▶ **ITEMS**
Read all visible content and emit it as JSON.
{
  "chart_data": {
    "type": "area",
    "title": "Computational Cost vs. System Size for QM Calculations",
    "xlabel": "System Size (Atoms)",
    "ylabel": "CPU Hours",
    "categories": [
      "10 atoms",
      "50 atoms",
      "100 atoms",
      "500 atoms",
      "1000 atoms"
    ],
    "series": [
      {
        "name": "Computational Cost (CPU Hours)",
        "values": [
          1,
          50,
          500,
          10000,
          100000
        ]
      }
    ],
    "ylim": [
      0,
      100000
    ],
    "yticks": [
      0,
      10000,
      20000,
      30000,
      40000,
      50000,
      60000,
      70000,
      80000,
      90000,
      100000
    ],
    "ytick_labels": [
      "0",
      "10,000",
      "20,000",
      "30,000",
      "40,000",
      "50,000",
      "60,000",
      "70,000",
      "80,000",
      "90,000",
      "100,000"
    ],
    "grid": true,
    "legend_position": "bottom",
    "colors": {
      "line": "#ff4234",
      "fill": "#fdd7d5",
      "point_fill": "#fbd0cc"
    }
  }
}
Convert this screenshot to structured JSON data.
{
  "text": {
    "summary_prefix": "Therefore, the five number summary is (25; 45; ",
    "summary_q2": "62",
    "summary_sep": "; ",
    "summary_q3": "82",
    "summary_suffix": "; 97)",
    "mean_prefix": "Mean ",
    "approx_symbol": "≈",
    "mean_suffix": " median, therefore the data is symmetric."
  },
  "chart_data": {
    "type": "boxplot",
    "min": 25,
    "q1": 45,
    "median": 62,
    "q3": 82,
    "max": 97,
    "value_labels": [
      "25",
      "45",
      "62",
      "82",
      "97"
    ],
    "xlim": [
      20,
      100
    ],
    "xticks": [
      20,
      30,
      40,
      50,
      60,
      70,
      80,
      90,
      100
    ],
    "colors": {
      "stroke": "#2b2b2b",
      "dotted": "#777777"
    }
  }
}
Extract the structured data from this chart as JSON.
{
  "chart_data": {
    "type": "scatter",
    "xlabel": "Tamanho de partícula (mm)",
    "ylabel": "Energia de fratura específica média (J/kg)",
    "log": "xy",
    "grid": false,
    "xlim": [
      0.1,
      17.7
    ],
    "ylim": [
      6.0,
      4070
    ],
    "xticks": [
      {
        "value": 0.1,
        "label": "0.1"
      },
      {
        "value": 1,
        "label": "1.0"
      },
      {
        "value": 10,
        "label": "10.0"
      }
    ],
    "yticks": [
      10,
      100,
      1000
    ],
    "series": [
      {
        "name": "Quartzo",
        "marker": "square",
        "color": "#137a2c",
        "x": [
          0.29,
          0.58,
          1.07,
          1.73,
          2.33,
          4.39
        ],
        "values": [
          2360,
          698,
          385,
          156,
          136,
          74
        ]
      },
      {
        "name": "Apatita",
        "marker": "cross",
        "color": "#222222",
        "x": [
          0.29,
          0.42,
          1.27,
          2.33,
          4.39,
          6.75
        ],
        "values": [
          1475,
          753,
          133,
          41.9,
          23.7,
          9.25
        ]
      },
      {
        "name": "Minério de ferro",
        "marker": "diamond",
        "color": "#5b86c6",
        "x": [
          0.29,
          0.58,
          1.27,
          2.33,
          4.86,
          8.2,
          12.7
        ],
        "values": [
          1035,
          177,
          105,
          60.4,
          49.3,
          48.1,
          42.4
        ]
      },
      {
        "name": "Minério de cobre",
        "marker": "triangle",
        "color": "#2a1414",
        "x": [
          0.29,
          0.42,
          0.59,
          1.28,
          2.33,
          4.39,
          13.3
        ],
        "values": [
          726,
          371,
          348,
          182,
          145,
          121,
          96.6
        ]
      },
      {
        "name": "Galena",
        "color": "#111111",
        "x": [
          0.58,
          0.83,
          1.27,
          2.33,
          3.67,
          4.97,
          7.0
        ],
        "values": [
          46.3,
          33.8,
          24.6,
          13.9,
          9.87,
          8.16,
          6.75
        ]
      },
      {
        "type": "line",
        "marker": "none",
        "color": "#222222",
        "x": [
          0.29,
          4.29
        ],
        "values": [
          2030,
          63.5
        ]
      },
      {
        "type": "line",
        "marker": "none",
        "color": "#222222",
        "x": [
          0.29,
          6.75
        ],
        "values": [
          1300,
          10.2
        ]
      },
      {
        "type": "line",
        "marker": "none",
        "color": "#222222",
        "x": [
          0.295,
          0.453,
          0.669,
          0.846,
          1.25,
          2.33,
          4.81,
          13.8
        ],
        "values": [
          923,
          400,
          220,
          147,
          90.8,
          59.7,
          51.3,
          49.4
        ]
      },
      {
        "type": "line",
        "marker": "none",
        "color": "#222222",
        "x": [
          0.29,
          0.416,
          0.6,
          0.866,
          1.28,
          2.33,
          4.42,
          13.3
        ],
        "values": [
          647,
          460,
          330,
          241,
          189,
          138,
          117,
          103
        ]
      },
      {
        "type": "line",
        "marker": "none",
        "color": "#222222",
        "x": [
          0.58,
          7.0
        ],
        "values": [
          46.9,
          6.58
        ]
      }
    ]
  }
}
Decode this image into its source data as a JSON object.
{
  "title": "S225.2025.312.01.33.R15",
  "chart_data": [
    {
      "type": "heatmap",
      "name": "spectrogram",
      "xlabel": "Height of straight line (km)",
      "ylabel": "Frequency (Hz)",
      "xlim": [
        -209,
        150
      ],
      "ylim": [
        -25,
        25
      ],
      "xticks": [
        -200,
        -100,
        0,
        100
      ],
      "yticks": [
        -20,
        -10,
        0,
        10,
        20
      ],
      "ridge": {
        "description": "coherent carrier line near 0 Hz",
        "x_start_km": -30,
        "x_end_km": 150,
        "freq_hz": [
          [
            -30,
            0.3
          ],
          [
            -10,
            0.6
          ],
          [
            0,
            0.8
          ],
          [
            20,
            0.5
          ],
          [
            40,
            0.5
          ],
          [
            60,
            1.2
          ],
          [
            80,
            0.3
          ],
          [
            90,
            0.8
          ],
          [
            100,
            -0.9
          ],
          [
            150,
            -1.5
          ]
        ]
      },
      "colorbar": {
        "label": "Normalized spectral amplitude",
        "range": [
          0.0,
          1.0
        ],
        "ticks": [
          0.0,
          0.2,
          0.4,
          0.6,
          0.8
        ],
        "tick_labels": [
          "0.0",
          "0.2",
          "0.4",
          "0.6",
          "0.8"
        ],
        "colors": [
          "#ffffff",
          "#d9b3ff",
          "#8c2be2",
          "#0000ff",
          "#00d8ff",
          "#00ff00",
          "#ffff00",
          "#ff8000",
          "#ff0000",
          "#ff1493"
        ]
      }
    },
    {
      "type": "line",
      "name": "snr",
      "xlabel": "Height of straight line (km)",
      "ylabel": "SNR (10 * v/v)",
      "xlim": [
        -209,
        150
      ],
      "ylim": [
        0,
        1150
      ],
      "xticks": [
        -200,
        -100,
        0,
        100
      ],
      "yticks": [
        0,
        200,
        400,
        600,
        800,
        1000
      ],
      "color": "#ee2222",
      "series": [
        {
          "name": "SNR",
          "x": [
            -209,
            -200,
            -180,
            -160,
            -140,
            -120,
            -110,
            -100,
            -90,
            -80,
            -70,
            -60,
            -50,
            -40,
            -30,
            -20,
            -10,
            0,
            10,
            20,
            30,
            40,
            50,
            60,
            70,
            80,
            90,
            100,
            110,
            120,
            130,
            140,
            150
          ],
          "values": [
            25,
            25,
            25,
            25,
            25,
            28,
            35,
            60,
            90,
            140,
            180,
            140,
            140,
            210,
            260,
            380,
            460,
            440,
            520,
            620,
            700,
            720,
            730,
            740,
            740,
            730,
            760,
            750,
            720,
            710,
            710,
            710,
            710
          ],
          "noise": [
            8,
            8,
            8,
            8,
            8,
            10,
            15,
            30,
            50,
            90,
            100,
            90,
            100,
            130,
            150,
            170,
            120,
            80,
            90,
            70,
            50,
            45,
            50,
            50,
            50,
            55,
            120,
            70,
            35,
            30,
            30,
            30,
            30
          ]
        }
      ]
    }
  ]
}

▶ **DIRECTION**
In the listing above, find the lines holding the word "System" and copy them.

▶ **PROBLEM SOLUTION**
    "title": "Computational Cost vs. System Size for QM Calculations",
    "xlabel": "System Size (Atoms)",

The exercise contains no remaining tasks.